-------- Data section --------

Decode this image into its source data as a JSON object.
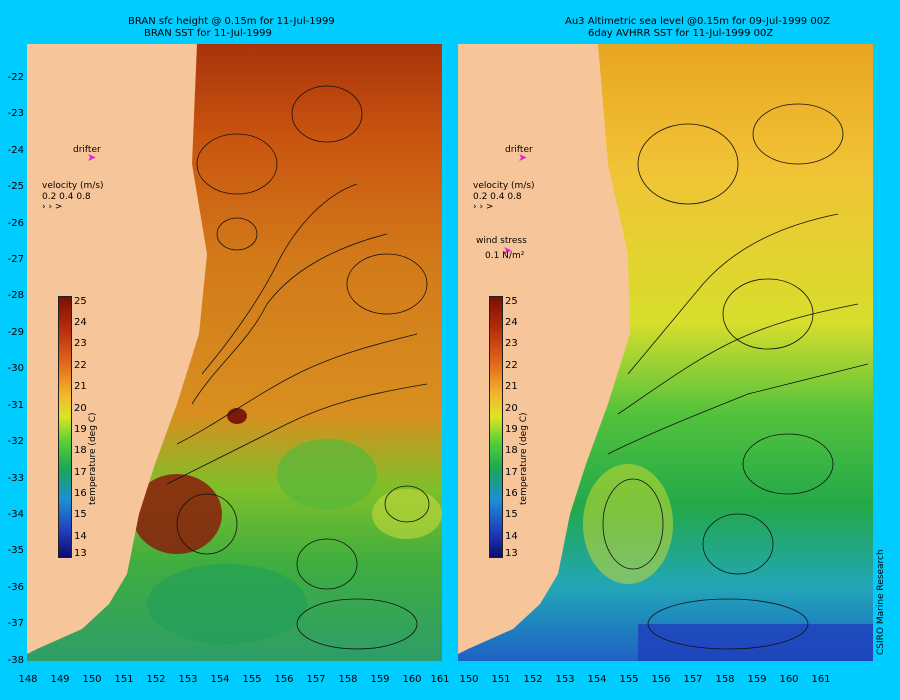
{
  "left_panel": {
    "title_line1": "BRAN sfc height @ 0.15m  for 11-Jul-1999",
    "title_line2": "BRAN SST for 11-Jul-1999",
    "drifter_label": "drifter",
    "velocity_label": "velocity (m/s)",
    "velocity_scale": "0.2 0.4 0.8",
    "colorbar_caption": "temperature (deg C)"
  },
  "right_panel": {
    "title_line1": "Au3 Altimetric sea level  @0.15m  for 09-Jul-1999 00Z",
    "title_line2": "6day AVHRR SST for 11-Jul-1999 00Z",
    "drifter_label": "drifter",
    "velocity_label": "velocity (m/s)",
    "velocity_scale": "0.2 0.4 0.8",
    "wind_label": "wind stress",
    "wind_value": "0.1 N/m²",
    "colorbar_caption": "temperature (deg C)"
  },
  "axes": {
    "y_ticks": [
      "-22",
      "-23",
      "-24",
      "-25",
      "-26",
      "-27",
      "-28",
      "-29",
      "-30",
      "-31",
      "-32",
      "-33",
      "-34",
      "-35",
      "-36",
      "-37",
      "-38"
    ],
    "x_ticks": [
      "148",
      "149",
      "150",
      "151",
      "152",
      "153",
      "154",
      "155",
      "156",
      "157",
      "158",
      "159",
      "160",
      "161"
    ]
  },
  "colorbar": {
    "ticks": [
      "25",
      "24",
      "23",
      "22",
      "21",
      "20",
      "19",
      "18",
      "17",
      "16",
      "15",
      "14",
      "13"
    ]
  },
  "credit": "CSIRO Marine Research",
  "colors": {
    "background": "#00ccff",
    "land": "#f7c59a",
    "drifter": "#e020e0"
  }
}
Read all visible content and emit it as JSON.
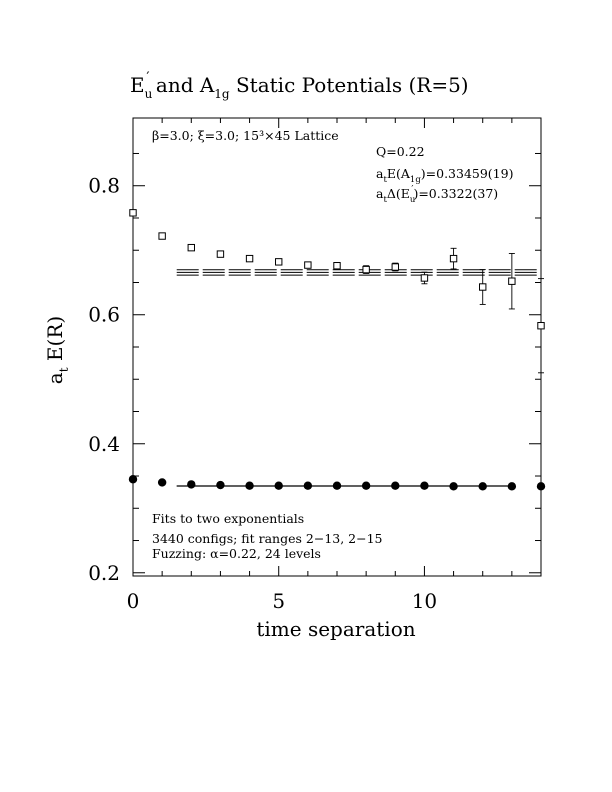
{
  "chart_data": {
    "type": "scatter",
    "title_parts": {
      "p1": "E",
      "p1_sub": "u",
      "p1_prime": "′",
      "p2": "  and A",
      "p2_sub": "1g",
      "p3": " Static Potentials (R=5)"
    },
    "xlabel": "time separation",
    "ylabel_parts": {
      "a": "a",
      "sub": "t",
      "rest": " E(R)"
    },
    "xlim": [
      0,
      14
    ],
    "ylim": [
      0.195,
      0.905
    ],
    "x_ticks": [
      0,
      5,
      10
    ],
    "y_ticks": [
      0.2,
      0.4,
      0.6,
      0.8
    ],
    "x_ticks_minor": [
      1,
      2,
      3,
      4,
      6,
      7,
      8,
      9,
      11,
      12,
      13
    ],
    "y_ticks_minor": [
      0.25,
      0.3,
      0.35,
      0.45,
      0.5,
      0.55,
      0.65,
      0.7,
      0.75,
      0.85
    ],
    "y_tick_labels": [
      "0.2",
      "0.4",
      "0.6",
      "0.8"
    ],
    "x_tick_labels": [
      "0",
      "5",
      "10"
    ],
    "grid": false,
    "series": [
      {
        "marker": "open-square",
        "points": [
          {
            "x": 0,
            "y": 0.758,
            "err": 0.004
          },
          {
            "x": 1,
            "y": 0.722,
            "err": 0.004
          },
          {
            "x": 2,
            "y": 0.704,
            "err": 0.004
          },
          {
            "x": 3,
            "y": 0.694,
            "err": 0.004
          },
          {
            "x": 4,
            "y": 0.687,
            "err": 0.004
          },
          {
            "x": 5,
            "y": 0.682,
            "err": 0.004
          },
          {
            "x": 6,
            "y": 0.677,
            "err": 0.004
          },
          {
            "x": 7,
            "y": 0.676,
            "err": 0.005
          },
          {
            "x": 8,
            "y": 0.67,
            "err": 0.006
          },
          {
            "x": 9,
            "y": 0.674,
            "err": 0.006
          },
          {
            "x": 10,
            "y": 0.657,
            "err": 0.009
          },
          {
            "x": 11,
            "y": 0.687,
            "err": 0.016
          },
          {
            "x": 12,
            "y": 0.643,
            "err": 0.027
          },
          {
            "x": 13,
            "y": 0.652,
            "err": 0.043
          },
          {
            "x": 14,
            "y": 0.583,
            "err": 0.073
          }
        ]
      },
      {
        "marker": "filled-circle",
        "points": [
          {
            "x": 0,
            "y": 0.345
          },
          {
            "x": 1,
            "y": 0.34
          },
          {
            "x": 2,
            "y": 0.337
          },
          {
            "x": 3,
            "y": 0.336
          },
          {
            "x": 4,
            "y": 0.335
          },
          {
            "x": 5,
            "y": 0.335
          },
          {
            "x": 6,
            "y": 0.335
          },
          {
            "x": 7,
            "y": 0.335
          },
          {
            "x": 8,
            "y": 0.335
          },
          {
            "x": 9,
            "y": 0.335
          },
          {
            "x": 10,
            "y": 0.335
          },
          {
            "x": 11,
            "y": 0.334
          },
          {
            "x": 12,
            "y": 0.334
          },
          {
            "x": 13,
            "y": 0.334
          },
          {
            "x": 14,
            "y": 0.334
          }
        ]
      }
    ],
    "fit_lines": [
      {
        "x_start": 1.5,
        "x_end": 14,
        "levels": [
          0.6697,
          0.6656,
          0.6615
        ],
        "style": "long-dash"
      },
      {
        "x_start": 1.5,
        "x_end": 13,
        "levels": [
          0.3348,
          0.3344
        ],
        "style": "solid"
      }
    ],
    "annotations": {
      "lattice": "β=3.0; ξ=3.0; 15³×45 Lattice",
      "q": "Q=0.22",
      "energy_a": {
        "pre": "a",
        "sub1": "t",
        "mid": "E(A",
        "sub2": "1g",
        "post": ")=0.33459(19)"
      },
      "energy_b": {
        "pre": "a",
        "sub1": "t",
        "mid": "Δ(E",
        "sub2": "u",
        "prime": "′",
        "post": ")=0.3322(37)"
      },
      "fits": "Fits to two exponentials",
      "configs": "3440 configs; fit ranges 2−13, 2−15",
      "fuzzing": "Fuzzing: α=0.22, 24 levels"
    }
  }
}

--------
-------- Data section --------

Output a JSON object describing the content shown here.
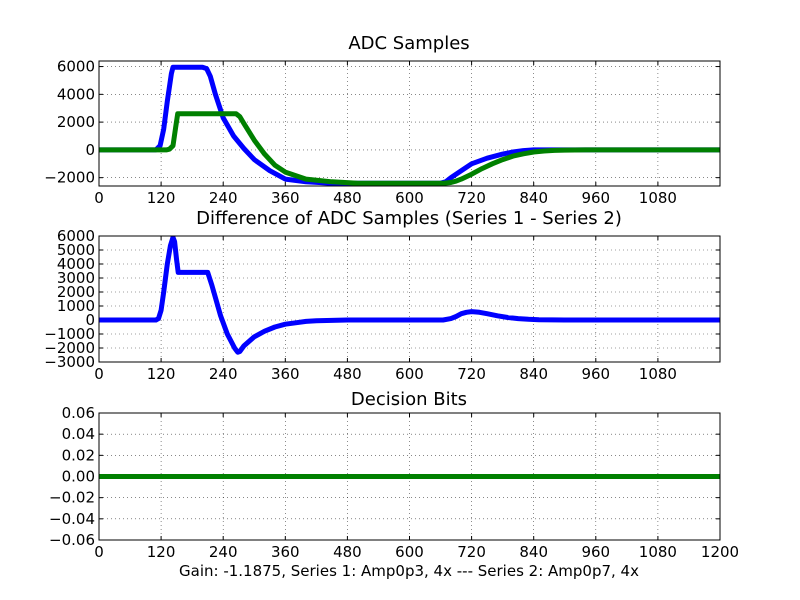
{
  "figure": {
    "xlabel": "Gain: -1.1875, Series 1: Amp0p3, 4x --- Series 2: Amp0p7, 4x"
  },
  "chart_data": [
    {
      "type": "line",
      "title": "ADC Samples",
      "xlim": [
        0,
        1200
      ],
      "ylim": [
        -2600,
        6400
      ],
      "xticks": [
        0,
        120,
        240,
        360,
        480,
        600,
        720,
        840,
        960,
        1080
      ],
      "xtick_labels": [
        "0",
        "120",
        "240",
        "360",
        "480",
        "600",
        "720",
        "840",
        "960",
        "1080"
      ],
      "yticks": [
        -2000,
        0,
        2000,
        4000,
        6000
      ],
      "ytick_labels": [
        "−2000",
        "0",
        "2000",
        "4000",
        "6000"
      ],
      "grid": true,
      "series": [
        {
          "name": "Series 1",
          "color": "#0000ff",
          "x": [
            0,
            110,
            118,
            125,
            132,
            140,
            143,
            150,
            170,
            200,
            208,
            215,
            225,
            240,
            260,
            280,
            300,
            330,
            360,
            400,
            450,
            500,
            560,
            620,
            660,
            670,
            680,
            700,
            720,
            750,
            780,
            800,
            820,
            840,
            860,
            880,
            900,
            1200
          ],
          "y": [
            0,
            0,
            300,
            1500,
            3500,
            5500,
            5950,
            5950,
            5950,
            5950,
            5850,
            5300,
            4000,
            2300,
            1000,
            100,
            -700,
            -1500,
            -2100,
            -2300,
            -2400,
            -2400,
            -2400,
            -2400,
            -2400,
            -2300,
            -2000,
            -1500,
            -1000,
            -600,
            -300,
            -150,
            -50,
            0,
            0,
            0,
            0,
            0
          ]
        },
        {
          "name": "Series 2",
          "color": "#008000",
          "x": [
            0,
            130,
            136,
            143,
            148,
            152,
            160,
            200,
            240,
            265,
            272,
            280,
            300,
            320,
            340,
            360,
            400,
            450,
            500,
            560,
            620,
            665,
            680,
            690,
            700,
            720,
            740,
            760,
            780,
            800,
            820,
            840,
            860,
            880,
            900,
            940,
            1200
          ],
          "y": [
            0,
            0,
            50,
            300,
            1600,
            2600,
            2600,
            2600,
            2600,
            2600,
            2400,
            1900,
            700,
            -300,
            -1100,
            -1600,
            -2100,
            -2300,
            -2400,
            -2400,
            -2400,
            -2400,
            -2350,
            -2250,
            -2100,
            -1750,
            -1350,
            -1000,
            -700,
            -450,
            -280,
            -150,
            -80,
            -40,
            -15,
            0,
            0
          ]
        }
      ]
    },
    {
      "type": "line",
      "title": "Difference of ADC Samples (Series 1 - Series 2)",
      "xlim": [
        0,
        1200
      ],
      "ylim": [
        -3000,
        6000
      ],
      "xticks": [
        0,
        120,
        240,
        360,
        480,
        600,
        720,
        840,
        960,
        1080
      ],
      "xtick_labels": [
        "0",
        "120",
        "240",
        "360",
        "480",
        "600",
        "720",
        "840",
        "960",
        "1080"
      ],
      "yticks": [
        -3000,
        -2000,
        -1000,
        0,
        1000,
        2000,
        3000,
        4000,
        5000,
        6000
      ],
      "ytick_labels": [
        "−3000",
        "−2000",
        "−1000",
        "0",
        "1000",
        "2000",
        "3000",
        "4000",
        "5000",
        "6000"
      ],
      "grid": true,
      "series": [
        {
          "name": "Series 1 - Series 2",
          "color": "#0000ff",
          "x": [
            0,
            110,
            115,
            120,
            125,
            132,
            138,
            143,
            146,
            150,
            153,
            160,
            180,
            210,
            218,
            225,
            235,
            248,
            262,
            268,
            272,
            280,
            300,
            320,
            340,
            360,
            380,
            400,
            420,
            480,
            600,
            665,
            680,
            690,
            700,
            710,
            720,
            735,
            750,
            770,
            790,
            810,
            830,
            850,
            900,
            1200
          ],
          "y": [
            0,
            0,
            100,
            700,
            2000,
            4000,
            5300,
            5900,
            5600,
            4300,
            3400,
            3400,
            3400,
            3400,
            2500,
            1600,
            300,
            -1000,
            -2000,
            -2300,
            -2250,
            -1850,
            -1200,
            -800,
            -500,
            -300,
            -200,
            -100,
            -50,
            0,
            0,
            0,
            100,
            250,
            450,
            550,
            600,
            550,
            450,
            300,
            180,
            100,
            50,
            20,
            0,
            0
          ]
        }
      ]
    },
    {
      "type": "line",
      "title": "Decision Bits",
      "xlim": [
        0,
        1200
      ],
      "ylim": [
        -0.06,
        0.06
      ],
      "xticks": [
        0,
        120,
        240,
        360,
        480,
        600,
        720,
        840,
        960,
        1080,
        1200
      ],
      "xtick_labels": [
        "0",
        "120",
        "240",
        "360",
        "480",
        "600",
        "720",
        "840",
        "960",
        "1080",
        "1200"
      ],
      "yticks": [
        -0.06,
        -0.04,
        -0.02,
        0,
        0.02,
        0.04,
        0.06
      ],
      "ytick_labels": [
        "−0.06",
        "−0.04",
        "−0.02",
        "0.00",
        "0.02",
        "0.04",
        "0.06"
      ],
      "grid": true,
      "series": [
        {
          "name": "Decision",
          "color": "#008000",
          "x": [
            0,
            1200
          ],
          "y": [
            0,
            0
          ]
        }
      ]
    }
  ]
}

--------

» **What to do**:
Give the number of lines in the entries above that include the string "marker". No other output is expected.

» **Task answer**:
2